**Task details**. Only a number is wanted: the count of lines in this listing that contain "author".
*****
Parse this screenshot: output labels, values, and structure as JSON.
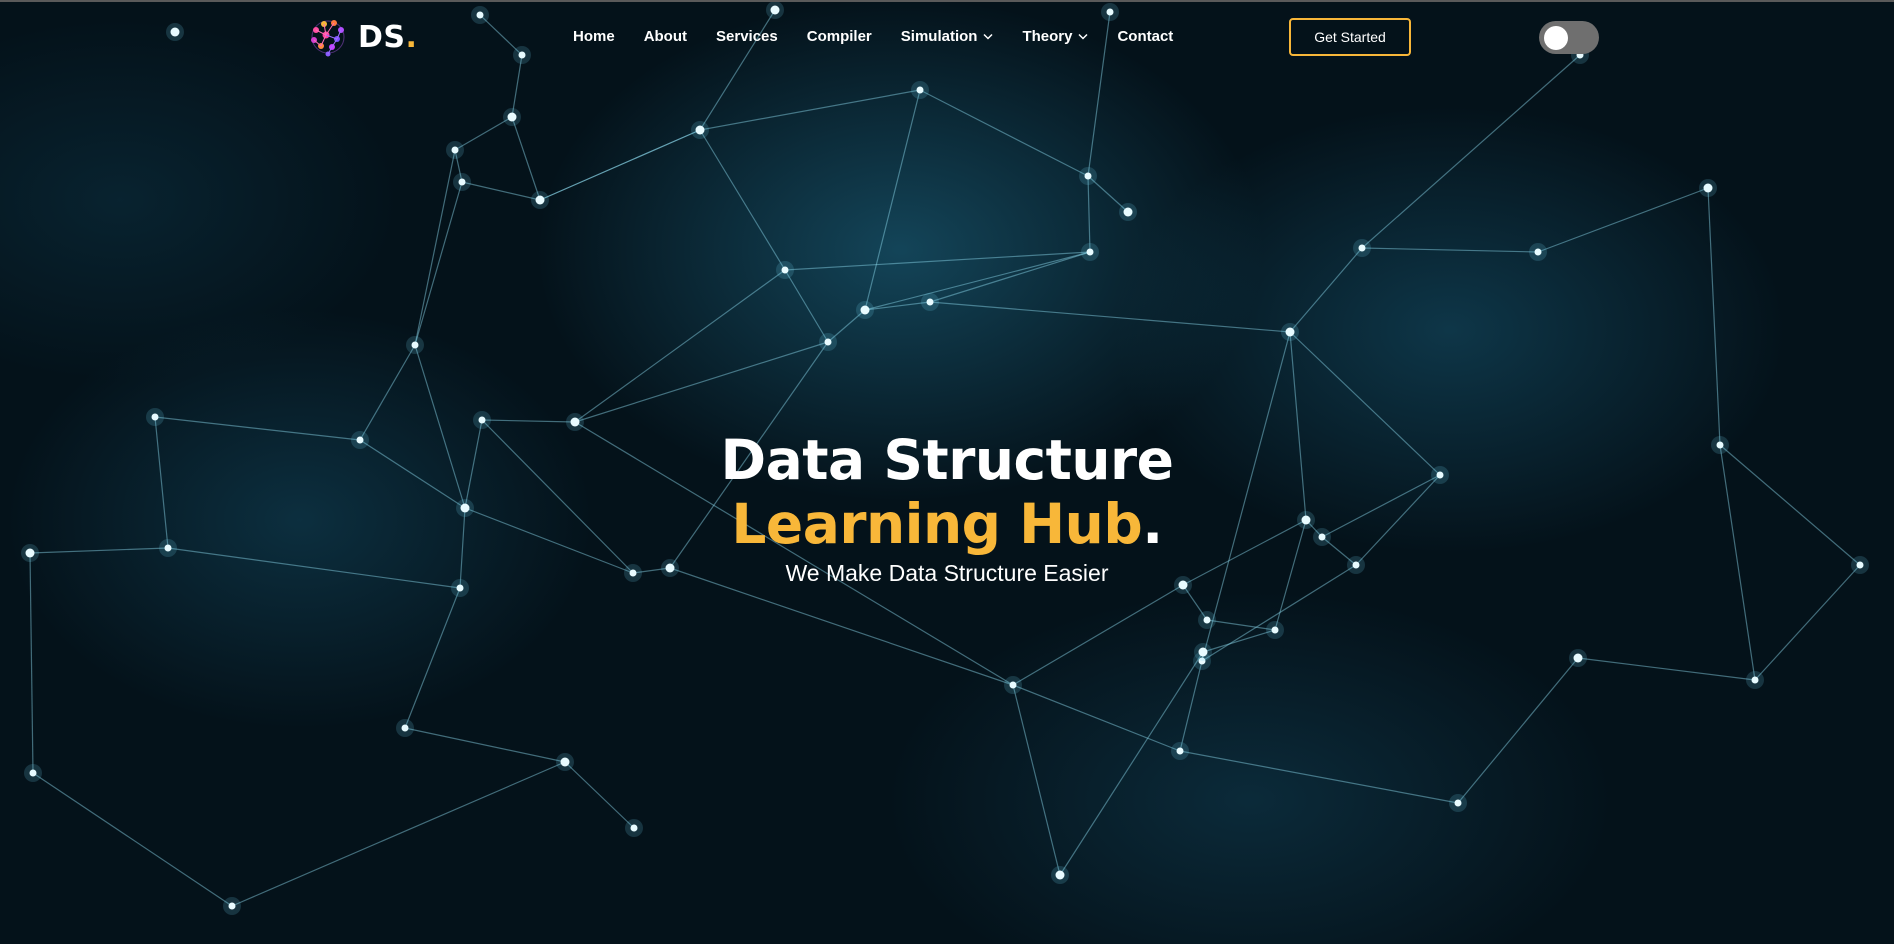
{
  "brand": {
    "name": "DS",
    "dot": "."
  },
  "nav": {
    "items": [
      {
        "label": "Home",
        "active": true,
        "dropdown": false
      },
      {
        "label": "About",
        "active": false,
        "dropdown": false
      },
      {
        "label": "Services",
        "active": false,
        "dropdown": false
      },
      {
        "label": "Compiler",
        "active": false,
        "dropdown": false
      },
      {
        "label": "Simulation",
        "active": false,
        "dropdown": true
      },
      {
        "label": "Theory",
        "active": false,
        "dropdown": true
      },
      {
        "label": "Contact",
        "active": false,
        "dropdown": false
      }
    ],
    "cta_label": "Get Started"
  },
  "theme_toggle": {
    "on": false
  },
  "hero": {
    "title_line1": "Data Structure",
    "title_line2": "Learning Hub",
    "title_dot": ".",
    "subtitle": "We Make Data Structure Easier"
  },
  "colors": {
    "accent": "#f8b739",
    "background": "#04121a",
    "network": "#8fdcf0"
  },
  "icons": {
    "logo": "brain-network-icon",
    "dropdown": "chevron-down-icon"
  }
}
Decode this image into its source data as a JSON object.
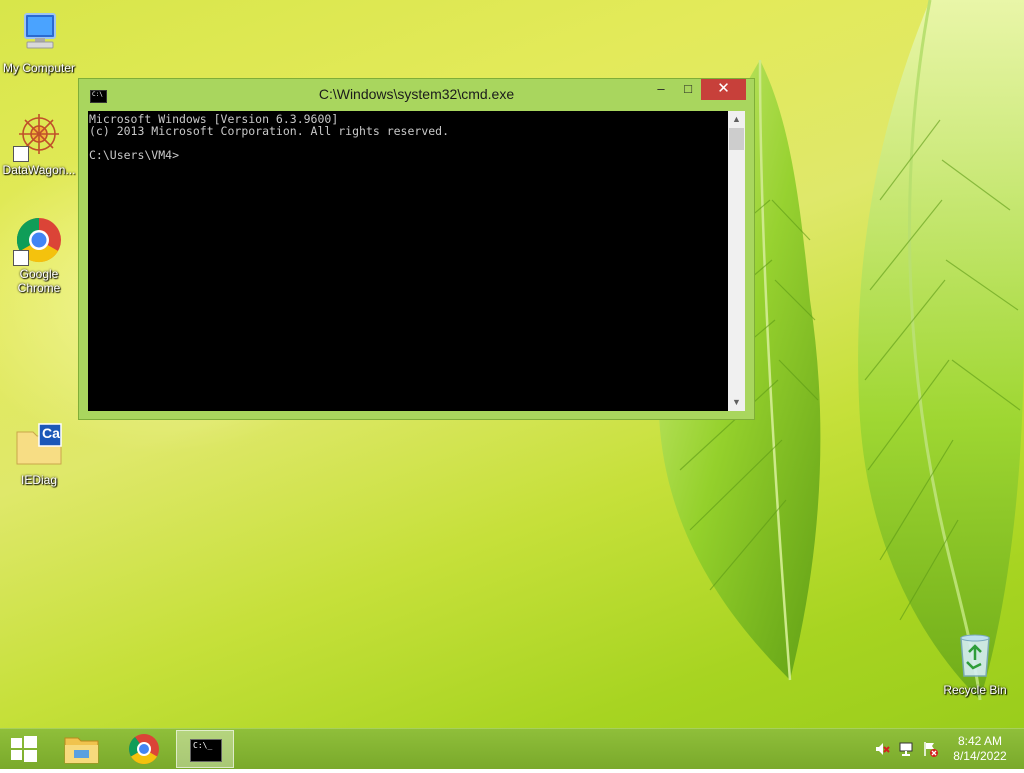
{
  "desktop": {
    "icons": [
      {
        "label": "My Computer"
      },
      {
        "label": "DataWagon..."
      },
      {
        "label": "Google Chrome"
      },
      {
        "label": "IEDiag"
      },
      {
        "label": "Recycle Bin"
      }
    ],
    "iediag_badge": "Ca"
  },
  "cmd_window": {
    "title": "C:\\Windows\\system32\\cmd.exe",
    "sysicon_text": "C:\\",
    "buttons": {
      "minimize": "–",
      "maximize": "□",
      "close": "✕"
    },
    "console_lines": [
      "Microsoft Windows [Version 6.3.9600]",
      "(c) 2013 Microsoft Corporation. All rights reserved.",
      "",
      "C:\\Users\\VM4>"
    ],
    "scroll_up": "▲",
    "scroll_down": "▼"
  },
  "taskbar": {
    "items": [
      "start-button",
      "file-explorer",
      "google-chrome",
      "command-prompt"
    ],
    "cmd_icon_text": "C:\\_",
    "clock": {
      "time": "8:42 AM",
      "date": "8/14/2022"
    }
  },
  "colors": {
    "taskbar": "#85b532",
    "window_frame": "#a9d65e",
    "close_button": "#c7403a",
    "console_bg": "#000000",
    "console_text": "#c8c8c8"
  }
}
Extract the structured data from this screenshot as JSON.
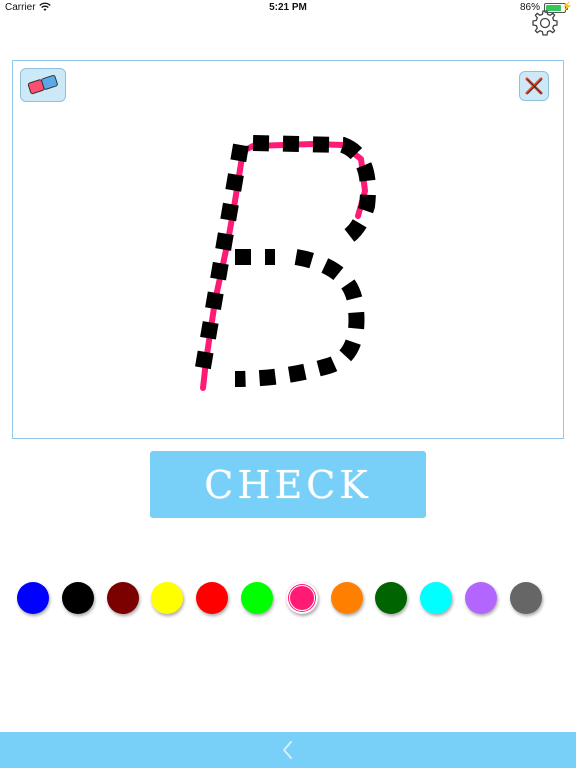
{
  "status_bar": {
    "carrier": "Carrier",
    "time": "5:21 PM",
    "battery_percent": "86%",
    "battery_level": 0.86
  },
  "toolbar": {
    "settings_icon": "gear-icon",
    "eraser_icon": "eraser-icon",
    "clear_icon": "close-x-icon"
  },
  "canvas": {
    "trace_letter": "B",
    "stroke_color": "#ff1a75",
    "guide_color": "#000000"
  },
  "check_button": {
    "label": "CHECK"
  },
  "palette": {
    "colors": [
      "#0000ff",
      "#000000",
      "#7b0000",
      "#ffff00",
      "#ff0000",
      "#00ff00",
      "#ff1a75",
      "#ff8000",
      "#006400",
      "#00ffff",
      "#b266ff",
      "#666666"
    ],
    "selected": "#ff1a75"
  },
  "bottom_bar": {
    "back_icon": "chevron-left-icon",
    "color": "#78d0f8"
  }
}
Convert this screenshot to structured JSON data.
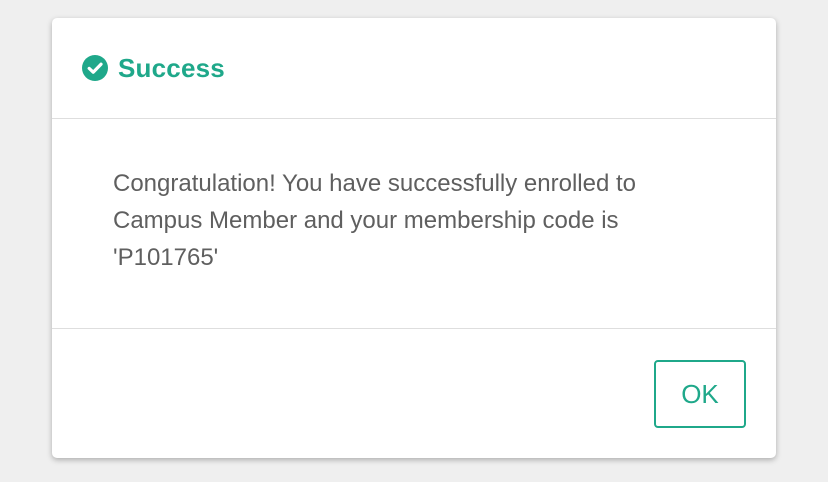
{
  "dialog": {
    "title": "Success",
    "icon": "check-circle-icon",
    "message": "Congratulation! You have successfully enrolled to Campus Member and your membership code is 'P101765'",
    "ok_label": "OK"
  },
  "colors": {
    "accent": "#1fa88a",
    "text": "#5f5f5f",
    "background": "#efefef",
    "divider": "#dedede"
  }
}
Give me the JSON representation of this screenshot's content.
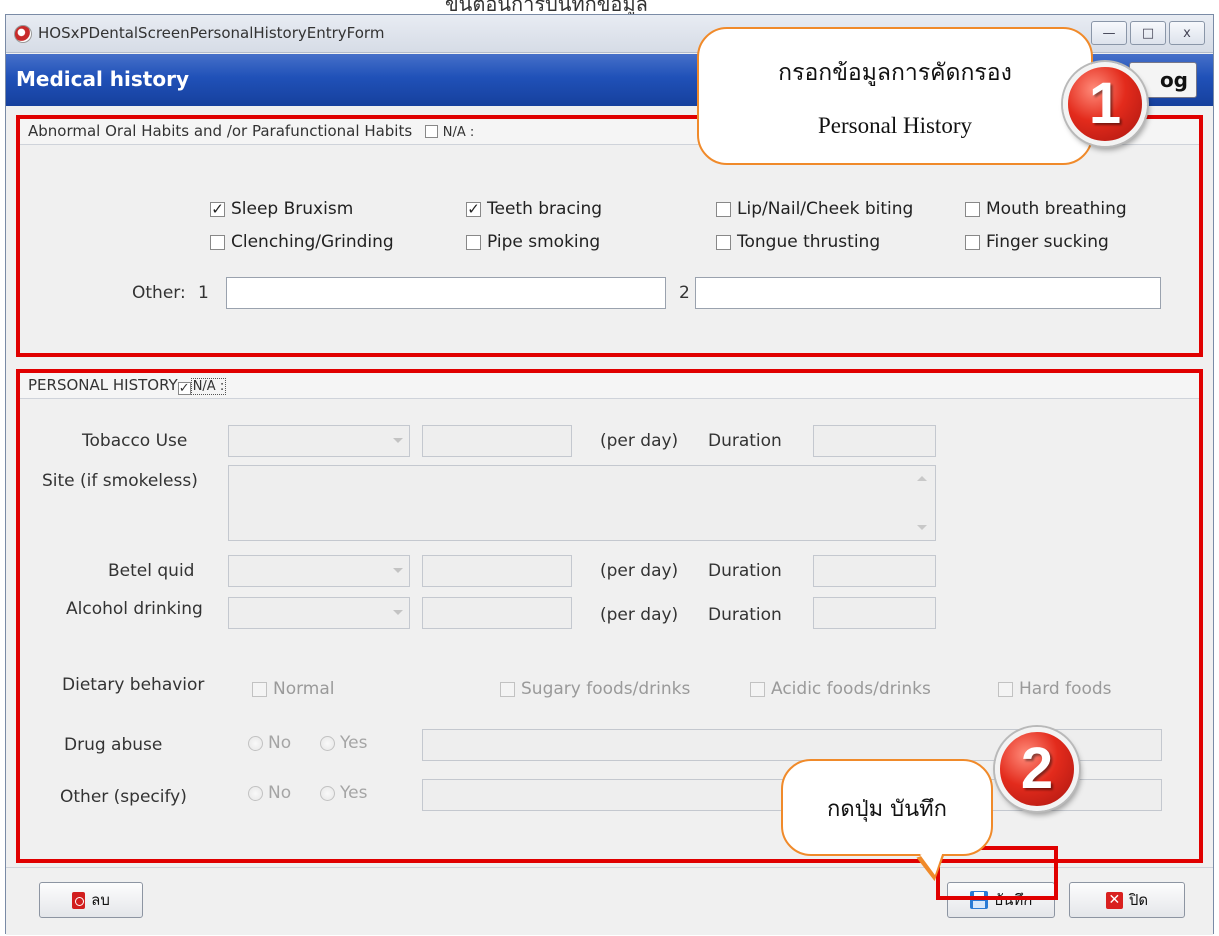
{
  "window": {
    "title": "HOSxPDentalScreenPersonalHistoryEntryForm",
    "minimize": "—",
    "maximize": "□",
    "close": "x"
  },
  "header": {
    "title": "Medical history",
    "log_button": "og"
  },
  "abnormal_habits": {
    "label": "Abnormal Oral Habits and /or Parafunctional Habits",
    "na_label": "N/A :",
    "na_checked": false,
    "items": [
      {
        "label": "Sleep Bruxism",
        "checked": true
      },
      {
        "label": "Teeth bracing",
        "checked": true
      },
      {
        "label": "Lip/Nail/Cheek biting",
        "checked": false
      },
      {
        "label": "Mouth breathing",
        "checked": false
      },
      {
        "label": "Clenching/Grinding",
        "checked": false
      },
      {
        "label": "Pipe smoking",
        "checked": false
      },
      {
        "label": "Tongue thrusting",
        "checked": false
      },
      {
        "label": "Finger sucking",
        "checked": false
      }
    ],
    "other_label": "Other:",
    "other_1": "1",
    "other_2": "2",
    "other_value_1": "",
    "other_value_2": ""
  },
  "personal_history": {
    "label": "PERSONAL HISTORY",
    "na_label": "N/A :",
    "na_checked": true,
    "tobacco_label": "Tobacco Use",
    "site_label": "Site (if smokeless)",
    "betel_label": "Betel quid",
    "alcohol_label": "Alcohol drinking",
    "per_day": "(per day)",
    "duration": "Duration",
    "dietary_label": "Dietary behavior",
    "dietary_options": [
      "Normal",
      "Sugary foods/drinks",
      "Acidic foods/drinks",
      "Hard foods"
    ],
    "drug_label": "Drug abuse",
    "other_label": "Other (specify)",
    "no": "No",
    "yes": "Yes"
  },
  "buttons": {
    "delete": "ลบ",
    "save": "บันทึก",
    "close": "ปิด"
  },
  "callouts": {
    "one_thai": "กรอกข้อมูลการคัดกรอง",
    "one_english": "Personal History",
    "one_number": "1",
    "two_thai": "กดปุ่ม บันทึก",
    "two_number": "2"
  },
  "colors": {
    "header_blue": "#2051b8",
    "highlight_red": "#e00000",
    "callout_orange": "#f08a2a"
  }
}
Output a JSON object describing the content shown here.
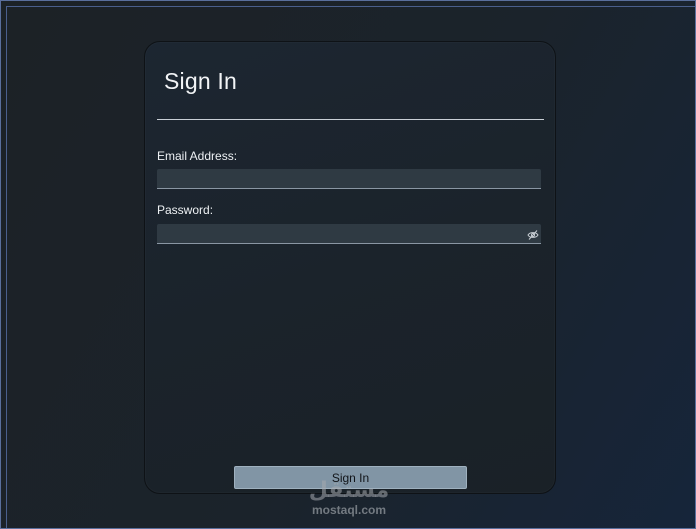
{
  "card": {
    "title": "Sign In"
  },
  "form": {
    "email_label": "Email Address:",
    "email_value": "",
    "password_label": "Password:",
    "password_value": "",
    "password_toggle_icon": "eye-off-icon",
    "submit_label": "Sign In"
  },
  "watermark": {
    "arabic": "مستقل",
    "domain": "mostaql.com"
  },
  "colors": {
    "window_border": "#5a6f9c",
    "card_background": "#1b232b",
    "field_background": "#2f3a43",
    "button_background": "#8195a5"
  }
}
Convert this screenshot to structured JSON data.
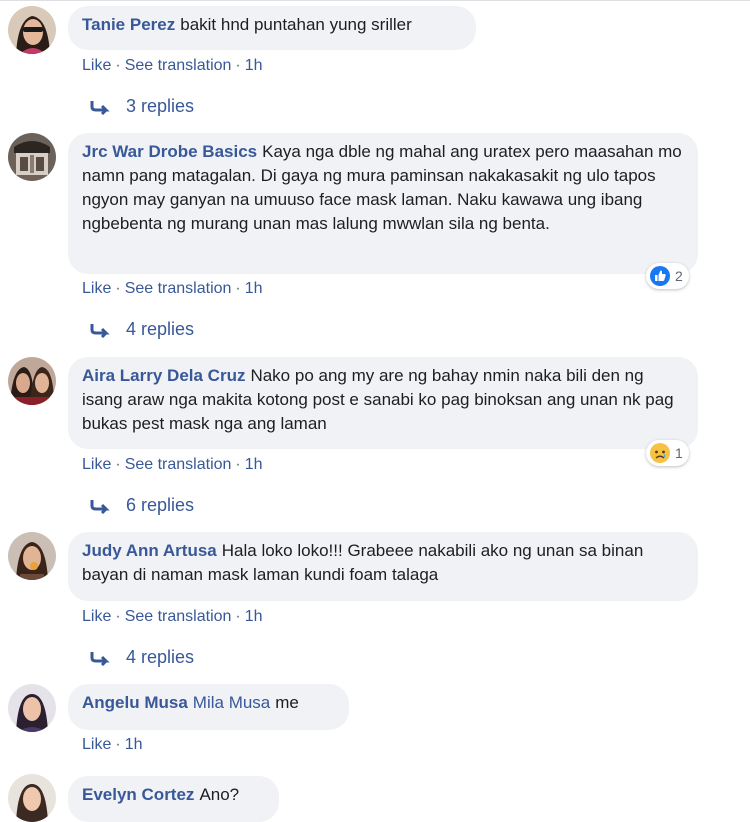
{
  "comments": [
    {
      "author": "Tanie Perez",
      "text": "bakit hnd puntahan yung sriller",
      "actions": {
        "like": "Like",
        "translate": "See translation",
        "time": "1h"
      },
      "replies": "3 replies"
    },
    {
      "author": "Jrc War Drobe Basics",
      "text": "Kaya nga dble ng mahal ang uratex pero maasahan mo namn pang matagalan. Di gaya ng mura paminsan nakakasakit ng ulo tapos ngyon may ganyan na umuuso face mask laman. Naku kawawa ung ibang ngbebenta ng murang unan mas lalung mwwlan sila ng benta.",
      "actions": {
        "like": "Like",
        "translate": "See translation",
        "time": "1h"
      },
      "reaction": {
        "icon": "like-reaction-icon",
        "count": "2"
      },
      "replies": "4 replies"
    },
    {
      "author": "Aira Larry Dela Cruz",
      "text": "Nako po ang my are ng bahay nmin naka bili den ng isang araw nga makita kotong post e sanabi ko pag binoksan ang unan nk pag bukas pest mask nga ang laman",
      "actions": {
        "like": "Like",
        "translate": "See translation",
        "time": "1h"
      },
      "reaction": {
        "icon": "sad-reaction-icon",
        "count": "1"
      },
      "replies": "6 replies"
    },
    {
      "author": "Judy Ann Artusa",
      "text": "Hala loko loko!!! Grabeee nakabili ako ng unan sa binan bayan di naman mask laman kundi foam talaga",
      "actions": {
        "like": "Like",
        "translate": "See translation",
        "time": "1h"
      },
      "replies": "4 replies"
    },
    {
      "author": "Angelu Musa",
      "mention": "Mila Musa",
      "text": "me",
      "actions": {
        "like": "Like",
        "time": "1h"
      }
    },
    {
      "author": "Evelyn Cortez",
      "text": "Ano?"
    }
  ],
  "colors": {
    "link": "#385898",
    "bubble": "#f0f2f5",
    "meta": "#606770"
  }
}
*****
**Output**. 6